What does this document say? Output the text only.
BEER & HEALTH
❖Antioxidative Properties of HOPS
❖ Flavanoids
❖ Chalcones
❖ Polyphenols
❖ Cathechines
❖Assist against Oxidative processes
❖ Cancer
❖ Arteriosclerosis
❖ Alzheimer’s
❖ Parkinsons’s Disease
◇ ◇ ◇ ◇
**Written task:** Print the listing above in full, exactly as it is.

**Response:**
What does this document say? Output the text only.
BEER & HEALTH
❖Antioxidative Properties of HOPS
❖ Flavanoids
❖ Chalcones
❖ Polyphenols
❖ Cathechines
❖Assist against Oxidative processes
❖ Cancer
❖ Arteriosclerosis
❖ Alzheimer’s
❖ Parkinsons’s Disease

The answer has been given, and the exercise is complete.